--- START Supplied material ---
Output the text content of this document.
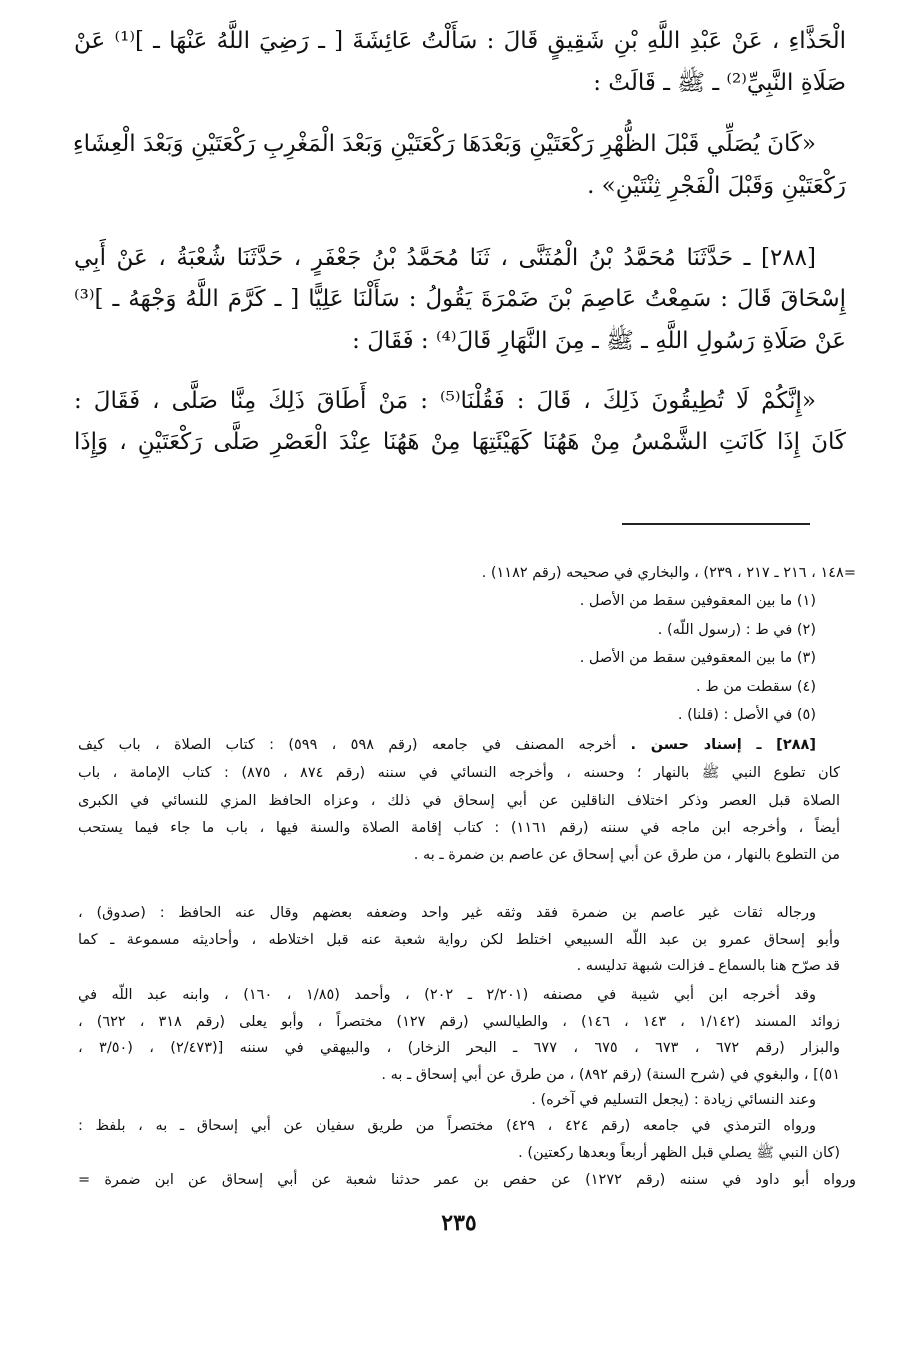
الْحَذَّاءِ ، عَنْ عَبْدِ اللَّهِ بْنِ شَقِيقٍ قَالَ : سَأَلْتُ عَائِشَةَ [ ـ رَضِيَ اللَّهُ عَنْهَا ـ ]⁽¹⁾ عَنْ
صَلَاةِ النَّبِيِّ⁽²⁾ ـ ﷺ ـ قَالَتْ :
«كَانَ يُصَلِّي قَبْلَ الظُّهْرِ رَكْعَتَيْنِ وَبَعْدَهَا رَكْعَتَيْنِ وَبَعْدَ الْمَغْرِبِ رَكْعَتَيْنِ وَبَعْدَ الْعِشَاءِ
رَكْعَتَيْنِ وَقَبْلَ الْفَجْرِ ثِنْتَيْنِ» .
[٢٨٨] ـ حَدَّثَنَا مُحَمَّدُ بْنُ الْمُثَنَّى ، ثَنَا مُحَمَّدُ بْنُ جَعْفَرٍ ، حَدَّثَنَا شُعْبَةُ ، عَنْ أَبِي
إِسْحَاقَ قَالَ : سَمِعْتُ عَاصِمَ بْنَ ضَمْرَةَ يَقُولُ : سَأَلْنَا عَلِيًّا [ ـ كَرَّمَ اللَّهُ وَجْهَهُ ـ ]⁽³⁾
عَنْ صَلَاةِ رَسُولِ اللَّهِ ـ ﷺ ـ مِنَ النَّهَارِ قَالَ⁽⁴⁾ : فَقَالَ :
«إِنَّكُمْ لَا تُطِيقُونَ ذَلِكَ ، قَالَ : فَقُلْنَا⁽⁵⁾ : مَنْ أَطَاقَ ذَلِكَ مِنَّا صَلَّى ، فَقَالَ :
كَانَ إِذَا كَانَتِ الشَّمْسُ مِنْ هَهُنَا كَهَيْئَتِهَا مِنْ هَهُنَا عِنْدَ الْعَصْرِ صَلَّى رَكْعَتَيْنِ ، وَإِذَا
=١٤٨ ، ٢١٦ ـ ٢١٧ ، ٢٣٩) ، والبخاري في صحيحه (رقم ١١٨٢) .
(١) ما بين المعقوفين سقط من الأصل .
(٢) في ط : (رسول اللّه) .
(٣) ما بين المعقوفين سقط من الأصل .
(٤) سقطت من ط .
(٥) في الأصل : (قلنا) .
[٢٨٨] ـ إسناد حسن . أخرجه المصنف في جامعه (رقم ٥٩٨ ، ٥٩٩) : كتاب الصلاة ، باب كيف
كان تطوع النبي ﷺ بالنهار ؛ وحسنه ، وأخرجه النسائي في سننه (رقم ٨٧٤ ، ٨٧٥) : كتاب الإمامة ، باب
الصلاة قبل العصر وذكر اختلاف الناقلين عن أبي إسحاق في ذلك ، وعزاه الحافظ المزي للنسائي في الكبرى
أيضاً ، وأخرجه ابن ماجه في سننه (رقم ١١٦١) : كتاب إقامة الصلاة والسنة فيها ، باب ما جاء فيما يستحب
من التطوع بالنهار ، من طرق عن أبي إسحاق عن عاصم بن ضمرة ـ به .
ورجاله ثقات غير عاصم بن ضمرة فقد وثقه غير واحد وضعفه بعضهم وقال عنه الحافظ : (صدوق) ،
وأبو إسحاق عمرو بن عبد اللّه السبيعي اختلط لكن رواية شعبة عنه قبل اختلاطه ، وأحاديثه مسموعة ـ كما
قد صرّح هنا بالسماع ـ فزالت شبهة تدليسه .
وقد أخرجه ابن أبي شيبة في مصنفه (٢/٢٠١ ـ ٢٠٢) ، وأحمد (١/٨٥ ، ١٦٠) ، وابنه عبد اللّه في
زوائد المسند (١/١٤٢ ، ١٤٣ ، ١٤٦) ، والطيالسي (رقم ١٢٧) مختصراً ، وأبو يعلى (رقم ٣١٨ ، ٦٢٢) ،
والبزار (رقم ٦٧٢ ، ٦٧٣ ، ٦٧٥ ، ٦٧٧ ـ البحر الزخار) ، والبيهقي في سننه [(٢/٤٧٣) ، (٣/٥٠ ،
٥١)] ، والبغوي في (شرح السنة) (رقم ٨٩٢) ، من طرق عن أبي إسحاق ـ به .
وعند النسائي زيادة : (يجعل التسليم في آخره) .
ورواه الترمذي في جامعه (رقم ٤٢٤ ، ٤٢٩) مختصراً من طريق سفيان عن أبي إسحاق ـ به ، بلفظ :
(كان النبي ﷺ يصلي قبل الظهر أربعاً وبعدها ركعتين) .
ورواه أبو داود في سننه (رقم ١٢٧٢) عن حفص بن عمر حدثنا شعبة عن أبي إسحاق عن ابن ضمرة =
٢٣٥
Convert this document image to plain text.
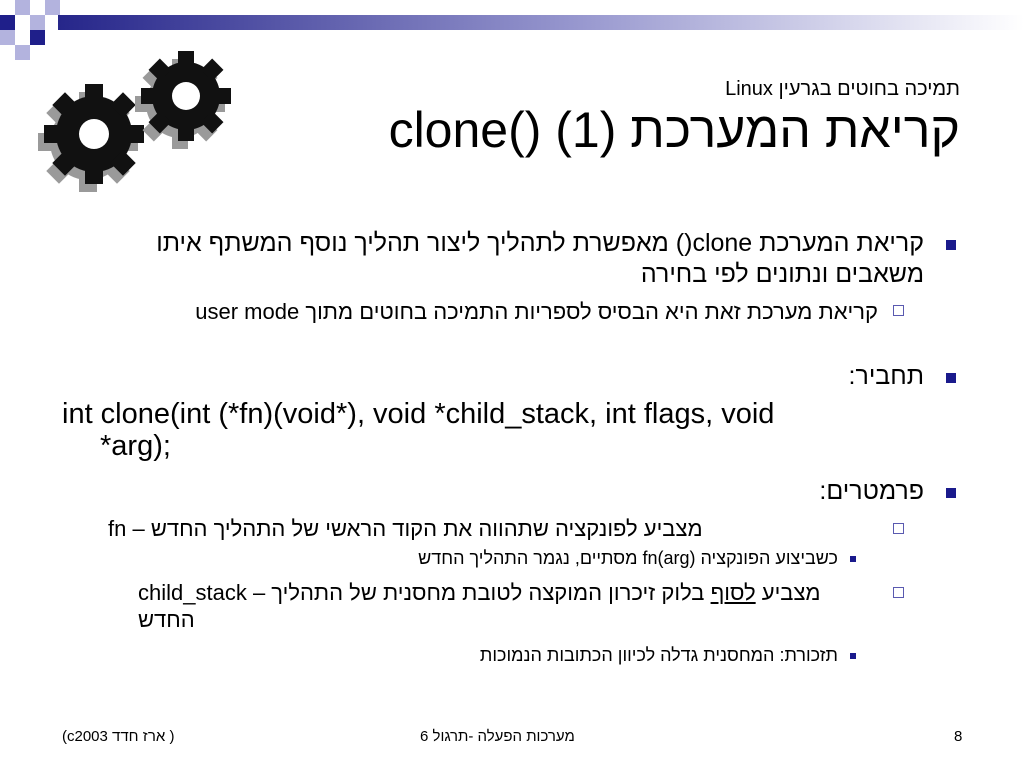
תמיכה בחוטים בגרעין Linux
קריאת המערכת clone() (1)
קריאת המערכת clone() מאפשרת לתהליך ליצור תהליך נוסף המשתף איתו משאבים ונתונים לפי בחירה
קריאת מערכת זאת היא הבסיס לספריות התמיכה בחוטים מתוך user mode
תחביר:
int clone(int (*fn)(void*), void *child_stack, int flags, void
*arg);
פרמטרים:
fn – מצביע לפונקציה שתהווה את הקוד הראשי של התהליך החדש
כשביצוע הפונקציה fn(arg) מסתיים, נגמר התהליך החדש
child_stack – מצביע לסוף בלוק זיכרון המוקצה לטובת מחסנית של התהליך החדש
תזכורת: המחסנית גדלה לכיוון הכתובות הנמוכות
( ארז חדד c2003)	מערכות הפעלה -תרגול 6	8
--- END Supplied material ---
Identify and extract each line of the listing that contains "ورواه".

ورواه الترمذي في جامعه (رقم ٤٢٤ ، ٤٢٩) مختصراً من طريق سفيان عن أبي إسحاق ـ به ، بلفظ :
ورواه أبو داود في سننه (رقم ١٢٧٢) عن حفص بن عمر حدثنا شعبة عن أبي إسحاق عن ابن ضمرة =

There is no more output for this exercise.